[Collected data entries]
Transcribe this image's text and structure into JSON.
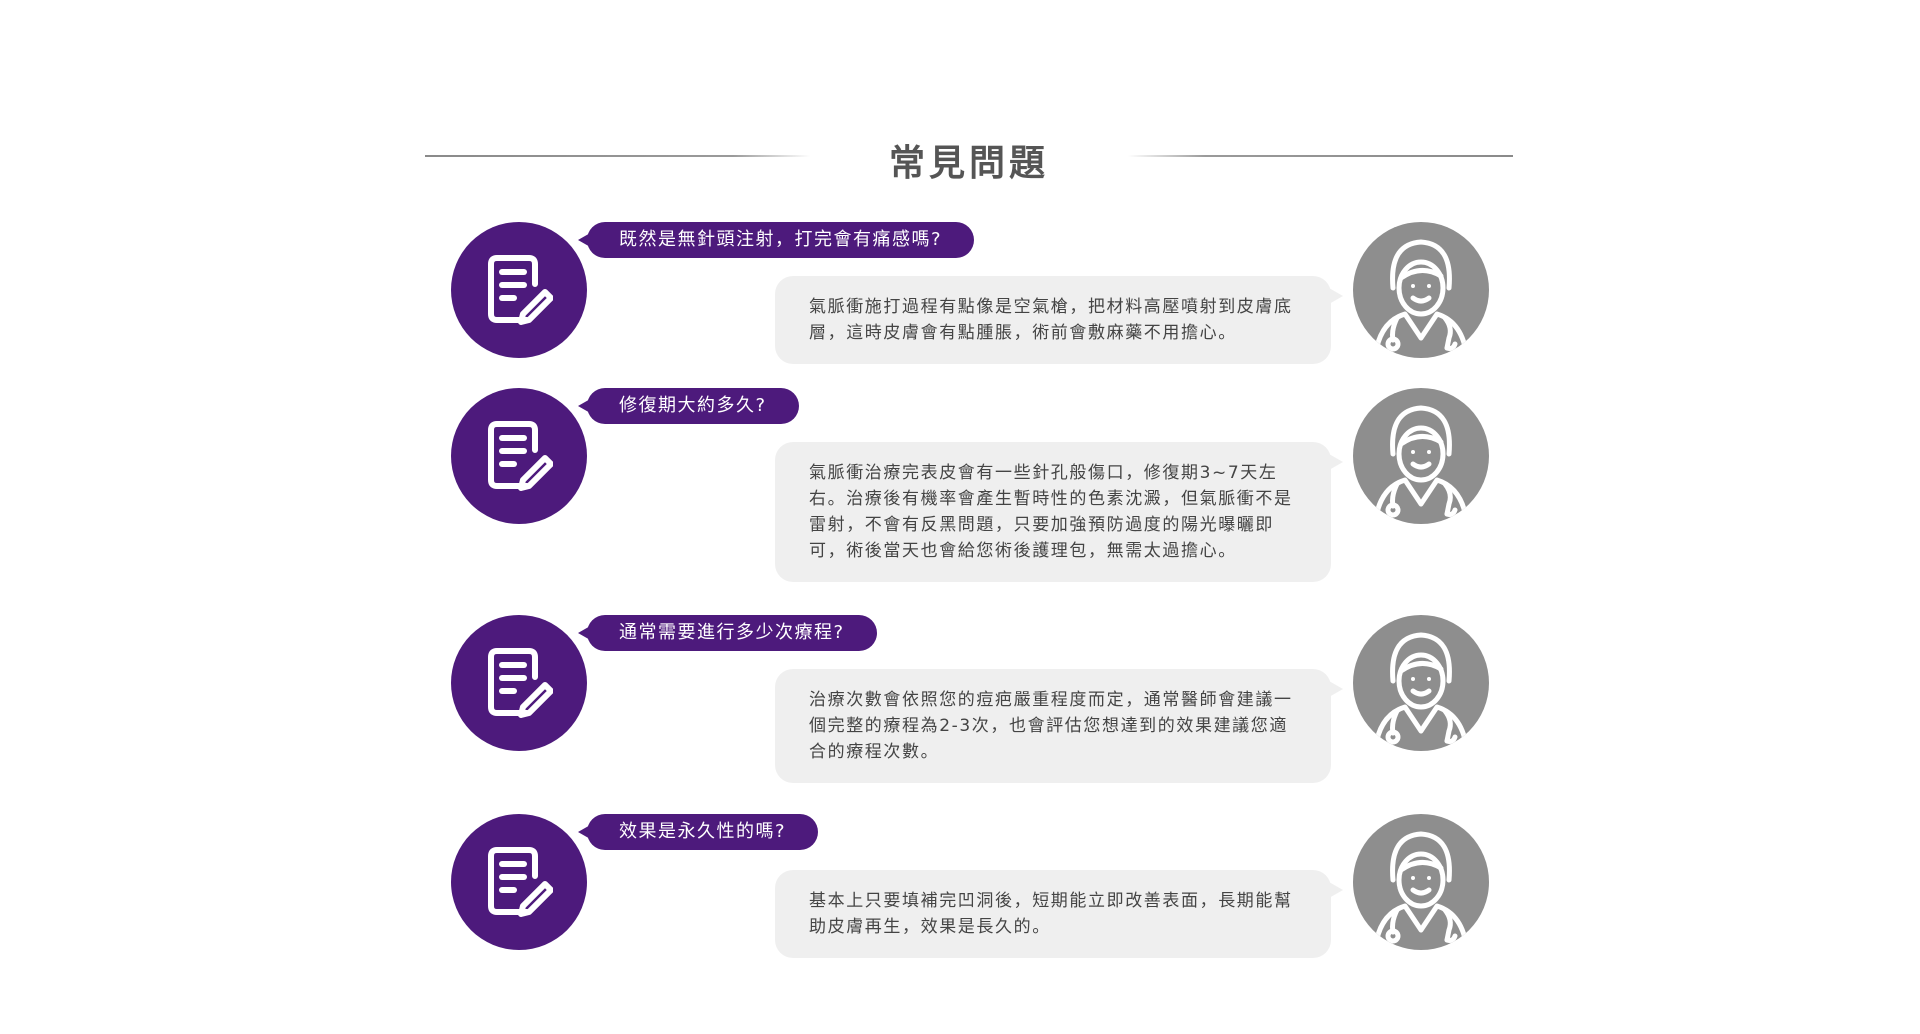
{
  "page": {
    "title": "常見問題"
  },
  "colors": {
    "question_purple": "#4d1a7c",
    "answer_bg": "#efefef",
    "doctor_gray": "#8e8e8e"
  },
  "icons": {
    "question_avatar": "document-edit-icon",
    "answer_avatar": "doctor-icon"
  },
  "faq": [
    {
      "question": "既然是無針頭注射，打完會有痛感嗎?",
      "answer": "氣脈衝施打過程有點像是空氣槍，把材料高壓噴射到皮膚底層，這時皮膚會有點腫脹，術前會敷麻藥不用擔心。"
    },
    {
      "question": "修復期大約多久?",
      "answer": "氣脈衝治療完表皮會有一些針孔般傷口，修復期3~7天左右。治療後有機率會產生暫時性的色素沈澱，但氣脈衝不是雷射，不會有反黑問題，只要加強預防過度的陽光曝曬即可，術後當天也會給您術後護理包，無需太過擔心。"
    },
    {
      "question": "通常需要進行多少次療程?",
      "answer": "治療次數會依照您的痘疤嚴重程度而定，通常醫師會建議一個完整的療程為2-3次，也會評估您想達到的效果建議您適合的療程次數。"
    },
    {
      "question": "效果是永久性的嗎?",
      "answer": "基本上只要填補完凹洞後，短期能立即改善表面，長期能幫助皮膚再生，效果是長久的。"
    }
  ]
}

## The request
Pictures in the records above are not copied; print everything else exactly.

## Exercise output
Transcribe this image's text and structure into JSON.
{
  "page": {
    "title": "常見問題"
  },
  "colors": {
    "question_purple": "#4d1a7c",
    "answer_bg": "#efefef",
    "doctor_gray": "#8e8e8e"
  },
  "icons": {
    "question_avatar": "document-edit-icon",
    "answer_avatar": "doctor-icon"
  },
  "faq": [
    {
      "question": "既然是無針頭注射，打完會有痛感嗎?",
      "answer": "氣脈衝施打過程有點像是空氣槍，把材料高壓噴射到皮膚底層，這時皮膚會有點腫脹，術前會敷麻藥不用擔心。"
    },
    {
      "question": "修復期大約多久?",
      "answer": "氣脈衝治療完表皮會有一些針孔般傷口，修復期3~7天左右。治療後有機率會產生暫時性的色素沈澱，但氣脈衝不是雷射，不會有反黑問題，只要加強預防過度的陽光曝曬即可，術後當天也會給您術後護理包，無需太過擔心。"
    },
    {
      "question": "通常需要進行多少次療程?",
      "answer": "治療次數會依照您的痘疤嚴重程度而定，通常醫師會建議一個完整的療程為2-3次，也會評估您想達到的效果建議您適合的療程次數。"
    },
    {
      "question": "效果是永久性的嗎?",
      "answer": "基本上只要填補完凹洞後，短期能立即改善表面，長期能幫助皮膚再生，效果是長久的。"
    }
  ]
}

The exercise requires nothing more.